Raw records:
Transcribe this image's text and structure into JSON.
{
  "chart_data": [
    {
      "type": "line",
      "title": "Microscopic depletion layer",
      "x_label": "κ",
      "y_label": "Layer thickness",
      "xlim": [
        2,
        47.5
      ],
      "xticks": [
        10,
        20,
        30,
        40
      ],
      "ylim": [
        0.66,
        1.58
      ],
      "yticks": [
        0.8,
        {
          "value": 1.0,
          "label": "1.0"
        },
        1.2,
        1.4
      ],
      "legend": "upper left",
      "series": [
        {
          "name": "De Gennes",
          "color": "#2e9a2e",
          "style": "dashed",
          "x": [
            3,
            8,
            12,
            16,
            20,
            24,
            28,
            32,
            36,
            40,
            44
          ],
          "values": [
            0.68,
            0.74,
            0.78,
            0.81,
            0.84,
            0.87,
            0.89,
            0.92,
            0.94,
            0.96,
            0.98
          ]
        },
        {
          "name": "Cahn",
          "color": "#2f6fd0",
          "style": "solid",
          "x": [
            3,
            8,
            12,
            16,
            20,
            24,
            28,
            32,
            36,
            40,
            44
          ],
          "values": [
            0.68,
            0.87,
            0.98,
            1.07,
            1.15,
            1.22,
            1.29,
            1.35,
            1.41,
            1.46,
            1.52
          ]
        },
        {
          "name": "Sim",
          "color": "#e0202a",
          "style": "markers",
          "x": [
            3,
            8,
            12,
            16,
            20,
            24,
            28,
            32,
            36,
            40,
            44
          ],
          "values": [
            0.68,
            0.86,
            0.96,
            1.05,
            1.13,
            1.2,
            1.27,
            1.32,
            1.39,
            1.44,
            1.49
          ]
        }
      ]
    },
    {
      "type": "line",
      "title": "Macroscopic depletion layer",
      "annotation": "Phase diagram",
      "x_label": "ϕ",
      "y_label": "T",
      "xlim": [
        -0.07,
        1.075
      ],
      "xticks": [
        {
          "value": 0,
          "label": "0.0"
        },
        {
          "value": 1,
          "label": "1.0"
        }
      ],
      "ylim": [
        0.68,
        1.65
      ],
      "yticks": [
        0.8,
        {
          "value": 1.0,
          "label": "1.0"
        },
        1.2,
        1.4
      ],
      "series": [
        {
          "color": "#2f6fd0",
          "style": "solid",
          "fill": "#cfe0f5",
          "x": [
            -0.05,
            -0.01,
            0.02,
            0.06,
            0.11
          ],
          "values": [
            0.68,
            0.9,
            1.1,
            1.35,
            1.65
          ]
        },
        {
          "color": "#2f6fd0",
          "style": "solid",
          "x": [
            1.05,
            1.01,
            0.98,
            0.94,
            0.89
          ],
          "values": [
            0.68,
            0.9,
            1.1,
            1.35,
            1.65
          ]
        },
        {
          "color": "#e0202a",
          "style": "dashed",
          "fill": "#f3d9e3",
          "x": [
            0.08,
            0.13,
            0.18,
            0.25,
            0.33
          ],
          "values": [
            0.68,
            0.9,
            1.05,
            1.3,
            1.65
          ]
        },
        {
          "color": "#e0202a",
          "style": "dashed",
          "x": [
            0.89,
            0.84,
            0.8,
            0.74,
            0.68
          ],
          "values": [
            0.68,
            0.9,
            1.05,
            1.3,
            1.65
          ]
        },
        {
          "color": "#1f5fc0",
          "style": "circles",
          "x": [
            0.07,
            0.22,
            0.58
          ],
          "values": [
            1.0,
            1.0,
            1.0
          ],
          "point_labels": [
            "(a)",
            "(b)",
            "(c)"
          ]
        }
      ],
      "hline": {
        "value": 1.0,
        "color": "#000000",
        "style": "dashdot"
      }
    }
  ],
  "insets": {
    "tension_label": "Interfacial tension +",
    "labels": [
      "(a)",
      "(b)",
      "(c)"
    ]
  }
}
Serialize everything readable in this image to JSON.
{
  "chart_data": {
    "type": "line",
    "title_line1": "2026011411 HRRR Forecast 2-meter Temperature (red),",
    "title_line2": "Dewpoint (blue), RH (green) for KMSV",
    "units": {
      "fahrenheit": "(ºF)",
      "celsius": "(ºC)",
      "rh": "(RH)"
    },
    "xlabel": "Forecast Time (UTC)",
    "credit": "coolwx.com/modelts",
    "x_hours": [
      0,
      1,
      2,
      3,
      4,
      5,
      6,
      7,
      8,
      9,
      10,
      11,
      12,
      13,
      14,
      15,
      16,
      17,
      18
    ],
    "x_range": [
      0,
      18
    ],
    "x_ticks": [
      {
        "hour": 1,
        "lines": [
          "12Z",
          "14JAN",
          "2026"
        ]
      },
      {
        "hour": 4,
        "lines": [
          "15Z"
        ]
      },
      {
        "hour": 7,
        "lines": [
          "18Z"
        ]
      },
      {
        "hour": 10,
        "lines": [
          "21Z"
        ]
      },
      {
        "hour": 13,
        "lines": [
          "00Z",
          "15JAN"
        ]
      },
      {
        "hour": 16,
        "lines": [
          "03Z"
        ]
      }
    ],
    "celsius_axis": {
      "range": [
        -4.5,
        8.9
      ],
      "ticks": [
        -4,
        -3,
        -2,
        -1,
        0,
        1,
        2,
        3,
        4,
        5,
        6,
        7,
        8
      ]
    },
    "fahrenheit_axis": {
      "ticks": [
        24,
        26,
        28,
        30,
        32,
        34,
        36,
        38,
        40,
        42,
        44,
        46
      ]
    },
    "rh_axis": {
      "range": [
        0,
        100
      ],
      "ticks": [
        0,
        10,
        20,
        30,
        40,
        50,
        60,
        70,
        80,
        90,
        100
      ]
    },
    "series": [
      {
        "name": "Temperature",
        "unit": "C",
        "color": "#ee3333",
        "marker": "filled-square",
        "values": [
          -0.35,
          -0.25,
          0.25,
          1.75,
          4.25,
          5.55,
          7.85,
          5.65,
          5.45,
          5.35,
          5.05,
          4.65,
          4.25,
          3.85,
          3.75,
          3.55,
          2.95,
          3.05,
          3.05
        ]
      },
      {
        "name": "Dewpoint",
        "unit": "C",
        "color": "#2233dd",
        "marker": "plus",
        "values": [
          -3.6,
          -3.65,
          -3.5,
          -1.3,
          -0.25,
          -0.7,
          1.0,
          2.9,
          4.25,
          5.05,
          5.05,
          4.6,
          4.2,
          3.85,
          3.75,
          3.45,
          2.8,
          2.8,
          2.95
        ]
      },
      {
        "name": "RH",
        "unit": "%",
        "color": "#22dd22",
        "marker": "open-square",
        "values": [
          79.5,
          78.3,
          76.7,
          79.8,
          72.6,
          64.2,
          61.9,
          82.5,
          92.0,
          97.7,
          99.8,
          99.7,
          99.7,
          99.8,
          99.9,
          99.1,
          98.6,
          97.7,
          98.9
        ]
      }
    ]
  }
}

Set exercise: Set out every line from the material that contains the string "JSON".

Solution:
Transcribe this image's text and structure into JSON.
Serialize everything readable in this image to JSON.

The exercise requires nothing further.